▶ Task
Without omitting anything, retype the data that follows.

▶ Data for this exercise

## BEGIN

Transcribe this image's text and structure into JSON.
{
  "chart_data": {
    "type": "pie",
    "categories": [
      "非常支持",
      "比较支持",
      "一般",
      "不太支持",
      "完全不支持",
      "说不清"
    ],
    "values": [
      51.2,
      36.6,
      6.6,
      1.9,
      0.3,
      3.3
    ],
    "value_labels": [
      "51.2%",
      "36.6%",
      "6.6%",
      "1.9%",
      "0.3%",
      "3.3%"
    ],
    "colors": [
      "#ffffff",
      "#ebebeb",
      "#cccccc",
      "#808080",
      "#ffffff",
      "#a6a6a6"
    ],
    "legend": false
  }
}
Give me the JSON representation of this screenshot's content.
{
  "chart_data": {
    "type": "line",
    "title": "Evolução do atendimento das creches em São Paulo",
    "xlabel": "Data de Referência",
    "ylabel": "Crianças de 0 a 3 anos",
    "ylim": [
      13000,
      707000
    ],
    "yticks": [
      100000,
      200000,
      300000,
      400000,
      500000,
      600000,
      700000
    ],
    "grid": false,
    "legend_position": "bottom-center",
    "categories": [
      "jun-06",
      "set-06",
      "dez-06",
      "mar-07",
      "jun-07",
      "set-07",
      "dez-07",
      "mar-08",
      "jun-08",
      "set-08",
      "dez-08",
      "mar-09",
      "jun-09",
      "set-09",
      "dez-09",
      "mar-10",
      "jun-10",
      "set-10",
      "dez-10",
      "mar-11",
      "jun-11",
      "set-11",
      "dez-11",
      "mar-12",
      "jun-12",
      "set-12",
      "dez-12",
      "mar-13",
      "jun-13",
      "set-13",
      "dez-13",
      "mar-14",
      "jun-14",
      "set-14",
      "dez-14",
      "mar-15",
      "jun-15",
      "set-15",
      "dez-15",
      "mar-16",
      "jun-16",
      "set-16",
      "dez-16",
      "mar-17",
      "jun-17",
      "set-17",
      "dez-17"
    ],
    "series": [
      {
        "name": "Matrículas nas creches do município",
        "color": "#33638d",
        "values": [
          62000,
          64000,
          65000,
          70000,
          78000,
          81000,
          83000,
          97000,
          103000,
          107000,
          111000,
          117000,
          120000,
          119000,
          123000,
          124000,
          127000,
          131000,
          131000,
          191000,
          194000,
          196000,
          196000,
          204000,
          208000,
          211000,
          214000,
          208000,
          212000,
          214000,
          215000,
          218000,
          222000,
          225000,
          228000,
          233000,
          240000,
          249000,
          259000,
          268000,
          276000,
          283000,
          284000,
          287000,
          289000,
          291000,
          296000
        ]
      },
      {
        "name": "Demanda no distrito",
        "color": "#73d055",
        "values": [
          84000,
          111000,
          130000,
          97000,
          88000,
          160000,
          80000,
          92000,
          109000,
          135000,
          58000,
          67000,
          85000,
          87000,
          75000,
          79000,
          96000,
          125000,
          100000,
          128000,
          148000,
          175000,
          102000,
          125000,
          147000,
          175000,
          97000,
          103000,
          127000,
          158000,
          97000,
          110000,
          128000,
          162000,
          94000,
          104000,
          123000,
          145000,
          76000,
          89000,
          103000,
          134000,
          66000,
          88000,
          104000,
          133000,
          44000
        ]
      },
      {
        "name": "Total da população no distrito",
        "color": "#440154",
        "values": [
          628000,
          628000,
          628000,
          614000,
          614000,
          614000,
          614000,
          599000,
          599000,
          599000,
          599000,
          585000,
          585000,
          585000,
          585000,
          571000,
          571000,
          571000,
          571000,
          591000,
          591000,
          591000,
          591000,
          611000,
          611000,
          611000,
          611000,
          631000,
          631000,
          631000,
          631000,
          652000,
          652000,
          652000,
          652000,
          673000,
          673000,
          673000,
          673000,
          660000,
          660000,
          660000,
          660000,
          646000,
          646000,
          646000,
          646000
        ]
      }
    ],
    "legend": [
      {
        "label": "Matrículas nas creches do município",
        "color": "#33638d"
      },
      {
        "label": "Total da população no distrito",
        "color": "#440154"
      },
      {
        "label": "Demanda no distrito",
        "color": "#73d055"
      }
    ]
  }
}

## END

▶ Task solution
Transcribe this image's text and structure into JSON.
{
  "chart_data": {
    "type": "pie",
    "categories": [
      "非常支持",
      "比较支持",
      "一般",
      "不太支持",
      "完全不支持",
      "说不清"
    ],
    "values": [
      51.2,
      36.6,
      6.6,
      1.9,
      0.3,
      3.3
    ],
    "value_labels": [
      "51.2%",
      "36.6%",
      "6.6%",
      "1.9%",
      "0.3%",
      "3.3%"
    ],
    "colors": [
      "#ffffff",
      "#ebebeb",
      "#cccccc",
      "#808080",
      "#ffffff",
      "#a6a6a6"
    ],
    "legend": false
  }
}
Give me the JSON representation of this screenshot's content.
{
  "chart_data": {
    "type": "line",
    "title": "Evolução do atendimento das creches em São Paulo",
    "xlabel": "Data de Referência",
    "ylabel": "Crianças de 0 a 3 anos",
    "ylim": [
      13000,
      707000
    ],
    "yticks": [
      100000,
      200000,
      300000,
      400000,
      500000,
      600000,
      700000
    ],
    "grid": false,
    "legend_position": "bottom-center",
    "categories": [
      "jun-06",
      "set-06",
      "dez-06",
      "mar-07",
      "jun-07",
      "set-07",
      "dez-07",
      "mar-08",
      "jun-08",
      "set-08",
      "dez-08",
      "mar-09",
      "jun-09",
      "set-09",
      "dez-09",
      "mar-10",
      "jun-10",
      "set-10",
      "dez-10",
      "mar-11",
      "jun-11",
      "set-11",
      "dez-11",
      "mar-12",
      "jun-12",
      "set-12",
      "dez-12",
      "mar-13",
      "jun-13",
      "set-13",
      "dez-13",
      "mar-14",
      "jun-14",
      "set-14",
      "dez-14",
      "mar-15",
      "jun-15",
      "set-15",
      "dez-15",
      "mar-16",
      "jun-16",
      "set-16",
      "dez-16",
      "mar-17",
      "jun-17",
      "set-17",
      "dez-17"
    ],
    "series": [
      {
        "name": "Matrículas nas creches do município",
        "color": "#33638d",
        "values": [
          62000,
          64000,
          65000,
          70000,
          78000,
          81000,
          83000,
          97000,
          103000,
          107000,
          111000,
          117000,
          120000,
          119000,
          123000,
          124000,
          127000,
          131000,
          131000,
          191000,
          194000,
          196000,
          196000,
          204000,
          208000,
          211000,
          214000,
          208000,
          212000,
          214000,
          215000,
          218000,
          222000,
          225000,
          228000,
          233000,
          240000,
          249000,
          259000,
          268000,
          276000,
          283000,
          284000,
          287000,
          289000,
          291000,
          296000
        ]
      },
      {
        "name": "Demanda no distrito",
        "color": "#73d055",
        "values": [
          84000,
          111000,
          130000,
          97000,
          88000,
          160000,
          80000,
          92000,
          109000,
          135000,
          58000,
          67000,
          85000,
          87000,
          75000,
          79000,
          96000,
          125000,
          100000,
          128000,
          148000,
          175000,
          102000,
          125000,
          147000,
          175000,
          97000,
          103000,
          127000,
          158000,
          97000,
          110000,
          128000,
          162000,
          94000,
          104000,
          123000,
          145000,
          76000,
          89000,
          103000,
          134000,
          66000,
          88000,
          104000,
          133000,
          44000
        ]
      },
      {
        "name": "Total da população no distrito",
        "color": "#440154",
        "values": [
          628000,
          628000,
          628000,
          614000,
          614000,
          614000,
          614000,
          599000,
          599000,
          599000,
          599000,
          585000,
          585000,
          585000,
          585000,
          571000,
          571000,
          571000,
          571000,
          591000,
          591000,
          591000,
          591000,
          611000,
          611000,
          611000,
          611000,
          631000,
          631000,
          631000,
          631000,
          652000,
          652000,
          652000,
          652000,
          673000,
          673000,
          673000,
          673000,
          660000,
          660000,
          660000,
          660000,
          646000,
          646000,
          646000,
          646000
        ]
      }
    ],
    "legend": [
      {
        "label": "Matrículas nas creches do município",
        "color": "#33638d"
      },
      {
        "label": "Total da população no distrito",
        "color": "#440154"
      },
      {
        "label": "Demanda no distrito",
        "color": "#73d055"
      }
    ]
  }
}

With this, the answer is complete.